* _AIM_: Below are some records: retype them all exactly, but not the pictures.
DATA TO USE start
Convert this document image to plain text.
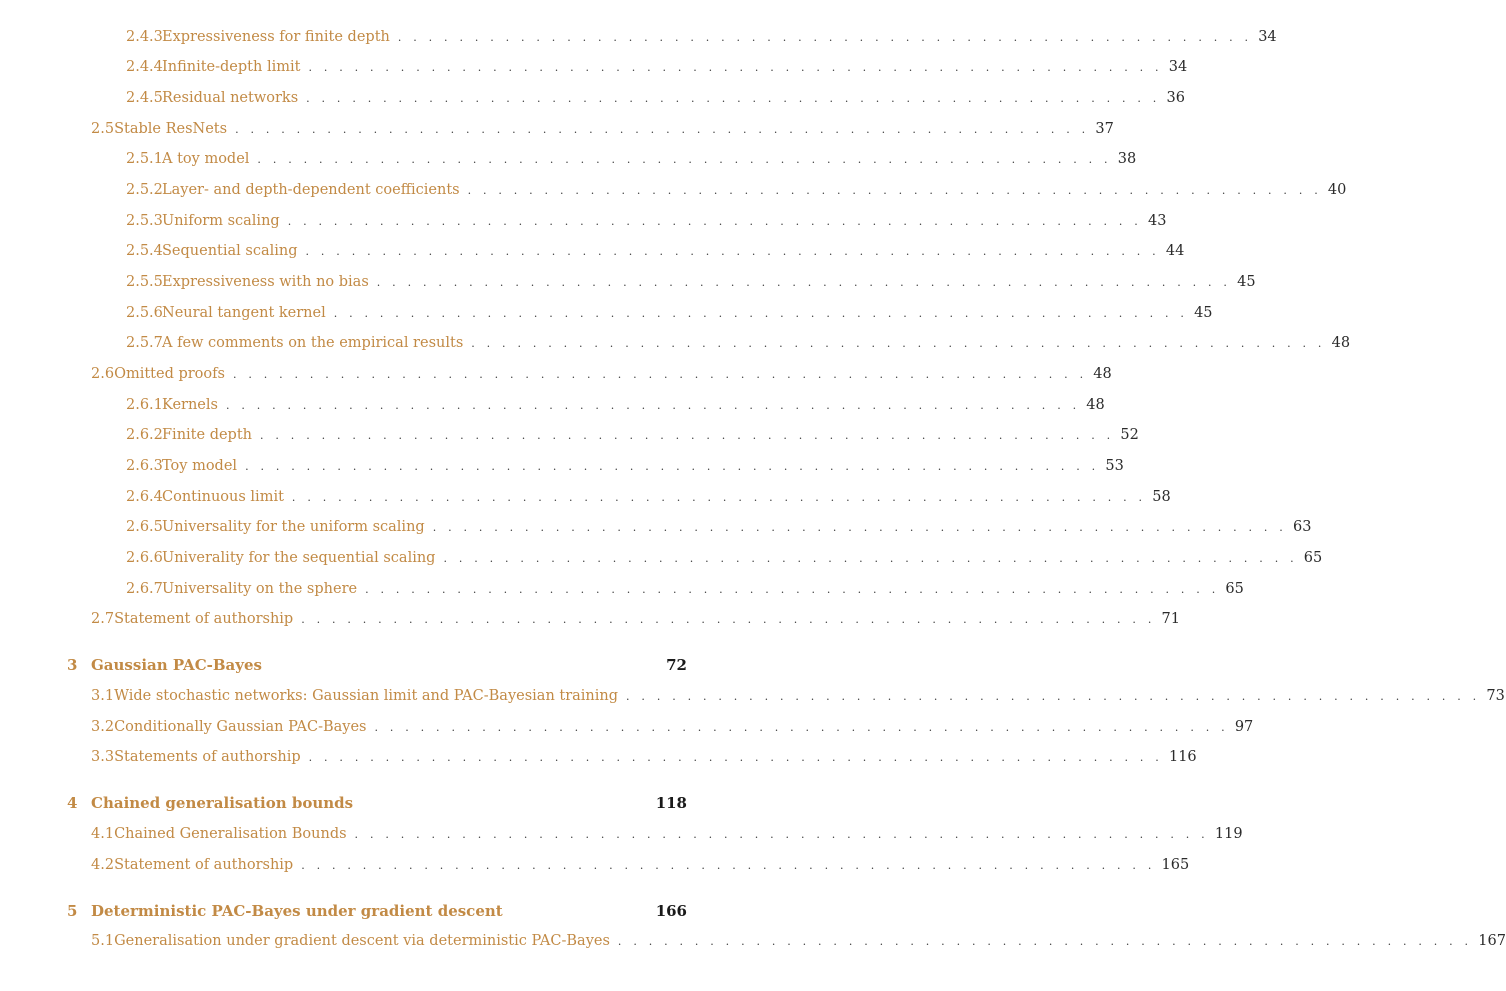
2.4.3 Expressiveness for finite depth . . . . . . . . . . . . . . . . . . . . . . . . . . . . . . . . . . . . . . . . . . . . . . . . . . . . . . . . 34
2.4.4 Infinite-depth limit . . . . . . . . . . . . . . . . . . . . . . . . . . . . . . . . . . . . . . . . . . . . . . . . . . . . . . . . 34
2.4.5 Residual networks . . . . . . . . . . . . . . . . . . . . . . . . . . . . . . . . . . . . . . . . . . . . . . . . . . . . . . . . 36
2.5 Stable ResNets . . . . . . . . . . . . . . . . . . . . . . . . . . . . . . . . . . . . . . . . . . . . . . . . . . . . . . . . 37
2.5.1 A toy model . . . . . . . . . . . . . . . . . . . . . . . . . . . . . . . . . . . . . . . . . . . . . . . . . . . . . . . . 38
2.5.2 Layer- and depth-dependent coefficients . . . . . . . . . . . . . . . . . . . . . . . . . . . . . . . . . . . . . . . . . . . . . . . . . . . . . . . . 40
2.5.3 Uniform scaling . . . . . . . . . . . . . . . . . . . . . . . . . . . . . . . . . . . . . . . . . . . . . . . . . . . . . . . . 43
2.5.4 Sequential scaling . . . . . . . . . . . . . . . . . . . . . . . . . . . . . . . . . . . . . . . . . . . . . . . . . . . . . . . . 44
2.5.5 Expressiveness with no bias . . . . . . . . . . . . . . . . . . . . . . . . . . . . . . . . . . . . . . . . . . . . . . . . . . . . . . . . 45
2.5.6 Neural tangent kernel . . . . . . . . . . . . . . . . . . . . . . . . . . . . . . . . . . . . . . . . . . . . . . . . . . . . . . . . 45
2.5.7 A few comments on the empirical results . . . . . . . . . . . . . . . . . . . . . . . . . . . . . . . . . . . . . . . . . . . . . . . . . . . . . . . . 48
2.6 Omitted proofs . . . . . . . . . . . . . . . . . . . . . . . . . . . . . . . . . . . . . . . . . . . . . . . . . . . . . . . . 48
2.6.1 Kernels . . . . . . . . . . . . . . . . . . . . . . . . . . . . . . . . . . . . . . . . . . . . . . . . . . . . . . . . 48
2.6.2 Finite depth . . . . . . . . . . . . . . . . . . . . . . . . . . . . . . . . . . . . . . . . . . . . . . . . . . . . . . . . 52
2.6.3 Toy model . . . . . . . . . . . . . . . . . . . . . . . . . . . . . . . . . . . . . . . . . . . . . . . . . . . . . . . . 53
2.6.4 Continuous limit . . . . . . . . . . . . . . . . . . . . . . . . . . . . . . . . . . . . . . . . . . . . . . . . . . . . . . . . 58
2.6.5 Universality for the uniform scaling . . . . . . . . . . . . . . . . . . . . . . . . . . . . . . . . . . . . . . . . . . . . . . . . . . . . . . . . 63
2.6.6 Univerality for the sequential scaling . . . . . . . . . . . . . . . . . . . . . . . . . . . . . . . . . . . . . . . . . . . . . . . . . . . . . . . . 65
2.6.7 Universality on the sphere . . . . . . . . . . . . . . . . . . . . . . . . . . . . . . . . . . . . . . . . . . . . . . . . . . . . . . . . 65
2.7 Statement of authorship . . . . . . . . . . . . . . . . . . . . . . . . . . . . . . . . . . . . . . . . . . . . . . . . . . . . . . . . 71
3 Gaussian PAC-Bayes	72
3.1 Wide stochastic networks: Gaussian limit and PAC-Bayesian training . . . . . . . . . . . . . . . . . . . . . . . . . . . . . . . . . . . . . . . . . . . . . . . . . . . . . . . . 73
3.2 Conditionally Gaussian PAC-Bayes . . . . . . . . . . . . . . . . . . . . . . . . . . . . . . . . . . . . . . . . . . . . . . . . . . . . . . . . 97
3.3 Statements of authorship . . . . . . . . . . . . . . . . . . . . . . . . . . . . . . . . . . . . . . . . . . . . . . . . . . . . . . . . 116
4 Chained generalisation bounds	118
4.1 Chained Generalisation Bounds . . . . . . . . . . . . . . . . . . . . . . . . . . . . . . . . . . . . . . . . . . . . . . . . . . . . . . . . 119
4.2 Statement of authorship . . . . . . . . . . . . . . . . . . . . . . . . . . . . . . . . . . . . . . . . . . . . . . . . . . . . . . . . 165
5 Deterministic PAC-Bayes under gradient descent	166
5.1 Generalisation under gradient descent via deterministic PAC-Bayes . . . . . . . . . . . . . . . . . . . . . . . . . . . . . . . . . . . . . . . . . . . . . . . . . . . . . . . . 167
DATA TO USE end
* _ANSWER FOR THIS EXERCISE_:
Convert this document image to plain text.
2.4.3 Expressiveness for finite depth . . . . . . . . . . . . . . . . . . . . . . . . . . . . . . . . . . . . . . . . . . . . . . . . . . . . . . . . 34
2.4.4 Infinite-depth limit . . . . . . . . . . . . . . . . . . . . . . . . . . . . . . . . . . . . . . . . . . . . . . . . . . . . . . . . 34
2.4.5 Residual networks . . . . . . . . . . . . . . . . . . . . . . . . . . . . . . . . . . . . . . . . . . . . . . . . . . . . . . . . 36
2.5 Stable ResNets . . . . . . . . . . . . . . . . . . . . . . . . . . . . . . . . . . . . . . . . . . . . . . . . . . . . . . . . 37
2.5.1 A toy model . . . . . . . . . . . . . . . . . . . . . . . . . . . . . . . . . . . . . . . . . . . . . . . . . . . . . . . . 38
2.5.2 Layer- and depth-dependent coefficients . . . . . . . . . . . . . . . . . . . . . . . . . . . . . . . . . . . . . . . . . . . . . . . . . . . . . . . . 40
2.5.3 Uniform scaling . . . . . . . . . . . . . . . . . . . . . . . . . . . . . . . . . . . . . . . . . . . . . . . . . . . . . . . . 43
2.5.4 Sequential scaling . . . . . . . . . . . . . . . . . . . . . . . . . . . . . . . . . . . . . . . . . . . . . . . . . . . . . . . . 44
2.5.5 Expressiveness with no bias . . . . . . . . . . . . . . . . . . . . . . . . . . . . . . . . . . . . . . . . . . . . . . . . . . . . . . . . 45
2.5.6 Neural tangent kernel . . . . . . . . . . . . . . . . . . . . . . . . . . . . . . . . . . . . . . . . . . . . . . . . . . . . . . . . 45
2.5.7 A few comments on the empirical results . . . . . . . . . . . . . . . . . . . . . . . . . . . . . . . . . . . . . . . . . . . . . . . . . . . . . . . . 48
2.6 Omitted proofs . . . . . . . . . . . . . . . . . . . . . . . . . . . . . . . . . . . . . . . . . . . . . . . . . . . . . . . . 48
2.6.1 Kernels . . . . . . . . . . . . . . . . . . . . . . . . . . . . . . . . . . . . . . . . . . . . . . . . . . . . . . . . 48
2.6.2 Finite depth . . . . . . . . . . . . . . . . . . . . . . . . . . . . . . . . . . . . . . . . . . . . . . . . . . . . . . . . 52
2.6.3 Toy model . . . . . . . . . . . . . . . . . . . . . . . . . . . . . . . . . . . . . . . . . . . . . . . . . . . . . . . . 53
2.6.4 Continuous limit . . . . . . . . . . . . . . . . . . . . . . . . . . . . . . . . . . . . . . . . . . . . . . . . . . . . . . . . 58
2.6.5 Universality for the uniform scaling . . . . . . . . . . . . . . . . . . . . . . . . . . . . . . . . . . . . . . . . . . . . . . . . . . . . . . . . 63
2.6.6 Univerality for the sequential scaling . . . . . . . . . . . . . . . . . . . . . . . . . . . . . . . . . . . . . . . . . . . . . . . . . . . . . . . . 65
2.6.7 Universality on the sphere . . . . . . . . . . . . . . . . . . . . . . . . . . . . . . . . . . . . . . . . . . . . . . . . . . . . . . . . 65
2.7 Statement of authorship . . . . . . . . . . . . . . . . . . . . . . . . . . . . . . . . . . . . . . . . . . . . . . . . . . . . . . . . 71
3 Gaussian PAC-Bayes	72
3.1 Wide stochastic networks: Gaussian limit and PAC-Bayesian training . . . . . . . . . . . . . . . . . . . . . . . . . . . . . . . . . . . . . . . . . . . . . . . . . . . . . . . . 73
3.2 Conditionally Gaussian PAC-Bayes . . . . . . . . . . . . . . . . . . . . . . . . . . . . . . . . . . . . . . . . . . . . . . . . . . . . . . . . 97
3.3 Statements of authorship . . . . . . . . . . . . . . . . . . . . . . . . . . . . . . . . . . . . . . . . . . . . . . . . . . . . . . . . 116
4 Chained generalisation bounds	118
4.1 Chained Generalisation Bounds . . . . . . . . . . . . . . . . . . . . . . . . . . . . . . . . . . . . . . . . . . . . . . . . . . . . . . . . 119
4.2 Statement of authorship . . . . . . . . . . . . . . . . . . . . . . . . . . . . . . . . . . . . . . . . . . . . . . . . . . . . . . . . 165
5 Deterministic PAC-Bayes under gradient descent	166
5.1 Generalisation under gradient descent via deterministic PAC-Bayes . . . . . . . . . . . . . . . . . . . . . . . . . . . . . . . . . . . . . . . . . . . . . . . . . . . . . . . . 167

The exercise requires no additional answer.